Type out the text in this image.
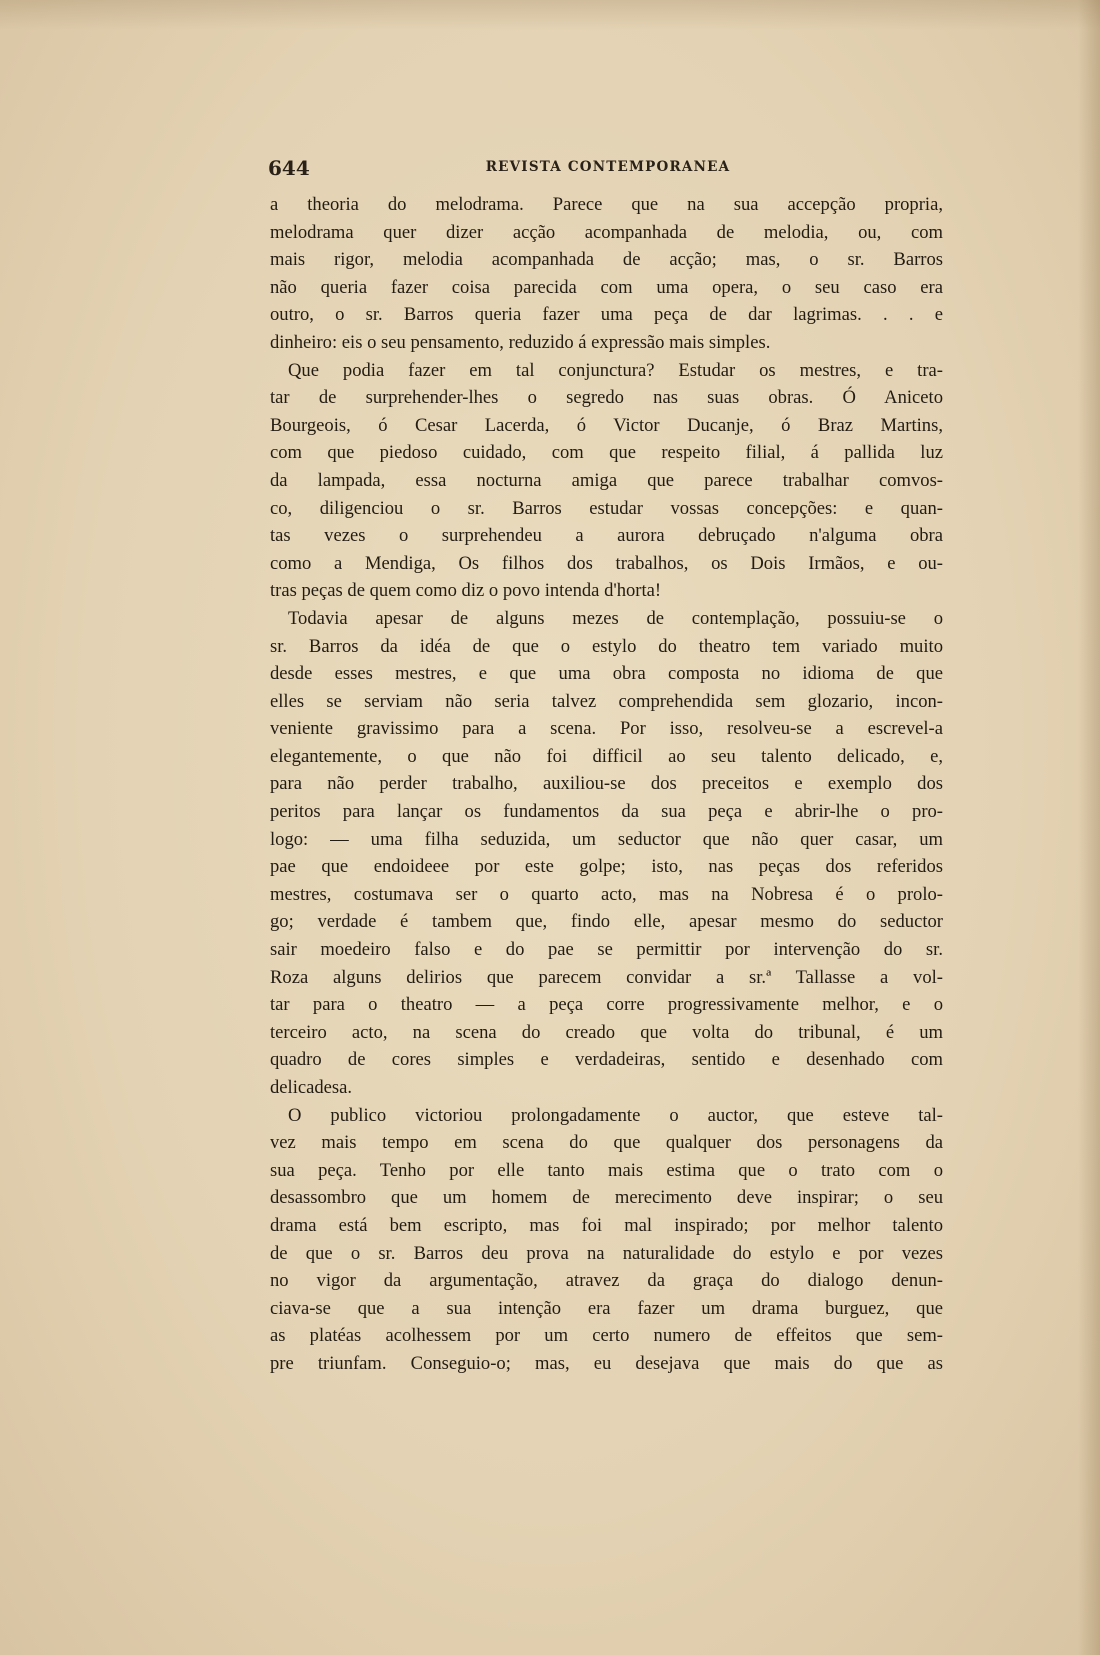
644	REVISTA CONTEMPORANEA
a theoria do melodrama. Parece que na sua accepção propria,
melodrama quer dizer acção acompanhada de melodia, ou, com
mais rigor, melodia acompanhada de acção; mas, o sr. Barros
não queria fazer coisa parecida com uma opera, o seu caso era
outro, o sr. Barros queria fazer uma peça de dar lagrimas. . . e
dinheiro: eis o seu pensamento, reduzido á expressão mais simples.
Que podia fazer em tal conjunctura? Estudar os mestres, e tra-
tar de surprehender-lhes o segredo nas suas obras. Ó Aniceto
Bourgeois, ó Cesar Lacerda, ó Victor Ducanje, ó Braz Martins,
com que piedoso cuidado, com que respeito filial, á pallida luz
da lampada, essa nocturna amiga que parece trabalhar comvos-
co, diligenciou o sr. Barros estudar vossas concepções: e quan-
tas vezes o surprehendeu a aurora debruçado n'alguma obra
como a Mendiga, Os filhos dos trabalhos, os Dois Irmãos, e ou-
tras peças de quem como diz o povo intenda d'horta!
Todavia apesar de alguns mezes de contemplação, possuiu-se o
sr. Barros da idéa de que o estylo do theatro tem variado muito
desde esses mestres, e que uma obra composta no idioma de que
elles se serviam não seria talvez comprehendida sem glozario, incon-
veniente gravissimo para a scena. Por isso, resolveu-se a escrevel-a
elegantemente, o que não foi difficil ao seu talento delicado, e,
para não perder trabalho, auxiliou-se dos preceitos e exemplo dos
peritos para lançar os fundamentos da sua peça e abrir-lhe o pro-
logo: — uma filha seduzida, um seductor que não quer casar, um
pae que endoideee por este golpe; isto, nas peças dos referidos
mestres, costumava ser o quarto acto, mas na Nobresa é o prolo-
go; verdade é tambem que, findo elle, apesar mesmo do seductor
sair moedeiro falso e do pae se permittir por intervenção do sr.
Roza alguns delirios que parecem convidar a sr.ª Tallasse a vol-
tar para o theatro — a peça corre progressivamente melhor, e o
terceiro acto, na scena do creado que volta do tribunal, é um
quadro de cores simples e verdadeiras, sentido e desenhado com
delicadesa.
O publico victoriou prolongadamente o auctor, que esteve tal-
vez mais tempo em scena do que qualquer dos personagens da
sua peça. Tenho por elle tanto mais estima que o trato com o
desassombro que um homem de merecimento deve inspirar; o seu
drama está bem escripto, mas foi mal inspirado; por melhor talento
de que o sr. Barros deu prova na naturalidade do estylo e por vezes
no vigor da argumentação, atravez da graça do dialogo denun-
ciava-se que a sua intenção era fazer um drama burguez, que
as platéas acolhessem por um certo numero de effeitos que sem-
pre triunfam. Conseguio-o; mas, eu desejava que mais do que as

......

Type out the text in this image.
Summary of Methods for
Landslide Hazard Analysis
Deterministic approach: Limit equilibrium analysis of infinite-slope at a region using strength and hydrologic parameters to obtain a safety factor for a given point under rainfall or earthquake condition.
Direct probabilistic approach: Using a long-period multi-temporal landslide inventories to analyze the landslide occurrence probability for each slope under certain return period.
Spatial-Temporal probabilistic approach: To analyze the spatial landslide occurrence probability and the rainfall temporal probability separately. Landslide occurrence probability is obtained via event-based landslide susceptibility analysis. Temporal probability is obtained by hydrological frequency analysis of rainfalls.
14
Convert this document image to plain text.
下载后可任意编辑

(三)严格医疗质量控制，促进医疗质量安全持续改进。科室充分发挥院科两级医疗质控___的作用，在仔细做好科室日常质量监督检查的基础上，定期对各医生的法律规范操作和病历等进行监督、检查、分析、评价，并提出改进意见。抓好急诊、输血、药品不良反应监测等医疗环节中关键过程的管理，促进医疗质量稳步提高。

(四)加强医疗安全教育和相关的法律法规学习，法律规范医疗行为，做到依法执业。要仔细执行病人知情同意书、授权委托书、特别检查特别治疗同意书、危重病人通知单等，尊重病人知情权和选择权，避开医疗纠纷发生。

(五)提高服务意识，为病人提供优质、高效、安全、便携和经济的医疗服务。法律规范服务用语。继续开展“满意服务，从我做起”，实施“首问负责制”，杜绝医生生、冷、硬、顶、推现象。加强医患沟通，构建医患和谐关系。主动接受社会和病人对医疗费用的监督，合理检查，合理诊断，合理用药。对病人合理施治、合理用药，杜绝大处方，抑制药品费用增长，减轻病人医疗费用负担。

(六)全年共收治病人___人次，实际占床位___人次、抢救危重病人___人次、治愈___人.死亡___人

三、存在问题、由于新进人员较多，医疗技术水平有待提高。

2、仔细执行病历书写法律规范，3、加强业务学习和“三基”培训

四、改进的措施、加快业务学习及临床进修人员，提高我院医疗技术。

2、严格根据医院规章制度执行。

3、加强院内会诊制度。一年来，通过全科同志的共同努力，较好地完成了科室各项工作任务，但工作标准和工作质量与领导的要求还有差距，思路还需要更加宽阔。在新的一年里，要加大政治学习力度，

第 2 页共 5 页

......

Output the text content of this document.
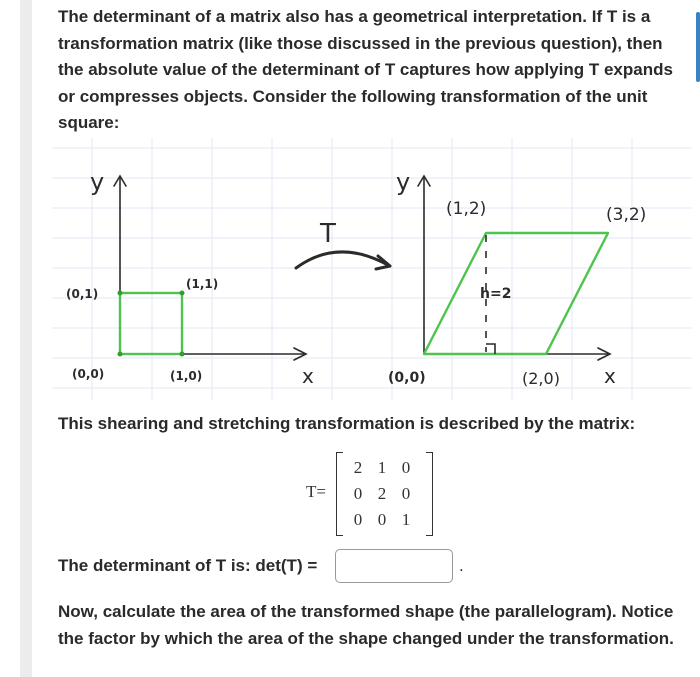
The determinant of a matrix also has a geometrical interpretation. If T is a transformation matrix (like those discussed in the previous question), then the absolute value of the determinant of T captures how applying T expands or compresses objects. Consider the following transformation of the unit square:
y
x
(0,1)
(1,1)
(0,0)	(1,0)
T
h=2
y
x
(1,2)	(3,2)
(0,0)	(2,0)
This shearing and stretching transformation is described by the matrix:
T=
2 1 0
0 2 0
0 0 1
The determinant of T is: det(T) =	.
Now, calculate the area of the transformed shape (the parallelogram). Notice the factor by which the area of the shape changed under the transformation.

......

*Problem statement*.
Return all lines of the material above in which the word "theatro" occurs.

*Solution*.
sr. Barros da idéa de que o estylo do theatro tem variado muito
tar para o theatro — a peça corre progressivamente melhor, e o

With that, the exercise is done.